INPUT:
-*-*-

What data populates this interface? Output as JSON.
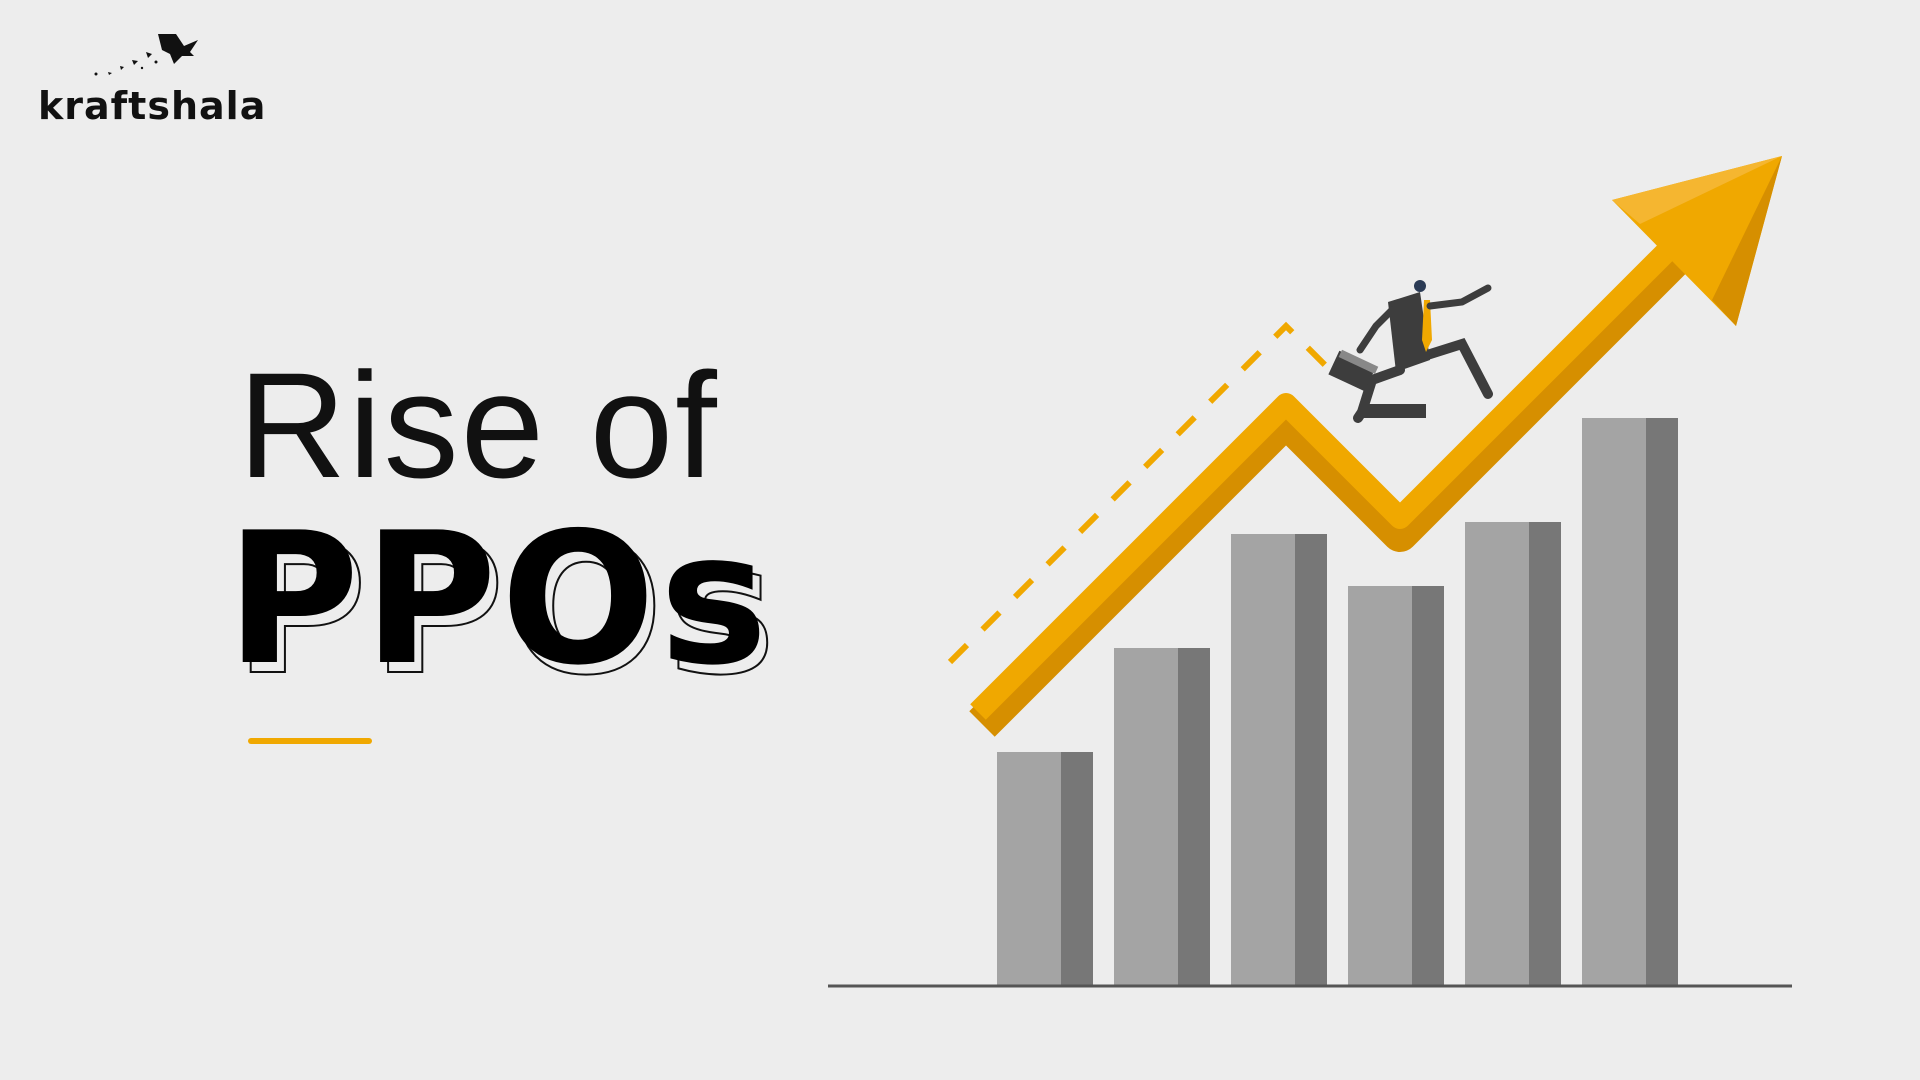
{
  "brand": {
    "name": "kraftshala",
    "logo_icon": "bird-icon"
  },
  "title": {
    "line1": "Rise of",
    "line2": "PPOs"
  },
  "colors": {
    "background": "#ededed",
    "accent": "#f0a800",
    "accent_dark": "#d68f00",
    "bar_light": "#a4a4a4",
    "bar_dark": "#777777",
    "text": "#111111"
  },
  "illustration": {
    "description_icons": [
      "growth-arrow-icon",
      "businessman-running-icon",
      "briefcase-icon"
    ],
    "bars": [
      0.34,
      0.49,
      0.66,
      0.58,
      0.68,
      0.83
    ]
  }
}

-*-*-

OBJECTIVE: Give back the entries verbatim. Do not include any picture.

OUTPUT BELOW:
What data populates this interface? Output as JSON.
{
  "brand": {
    "name": "kraftshala",
    "logo_icon": "bird-icon"
  },
  "title": {
    "line1": "Rise of",
    "line2": "PPOs"
  },
  "colors": {
    "background": "#ededed",
    "accent": "#f0a800",
    "accent_dark": "#d68f00",
    "bar_light": "#a4a4a4",
    "bar_dark": "#777777",
    "text": "#111111"
  },
  "illustration": {
    "description_icons": [
      "growth-arrow-icon",
      "businessman-running-icon",
      "briefcase-icon"
    ],
    "bars": [
      0.34,
      0.49,
      0.66,
      0.58,
      0.68,
      0.83
    ]
  }
}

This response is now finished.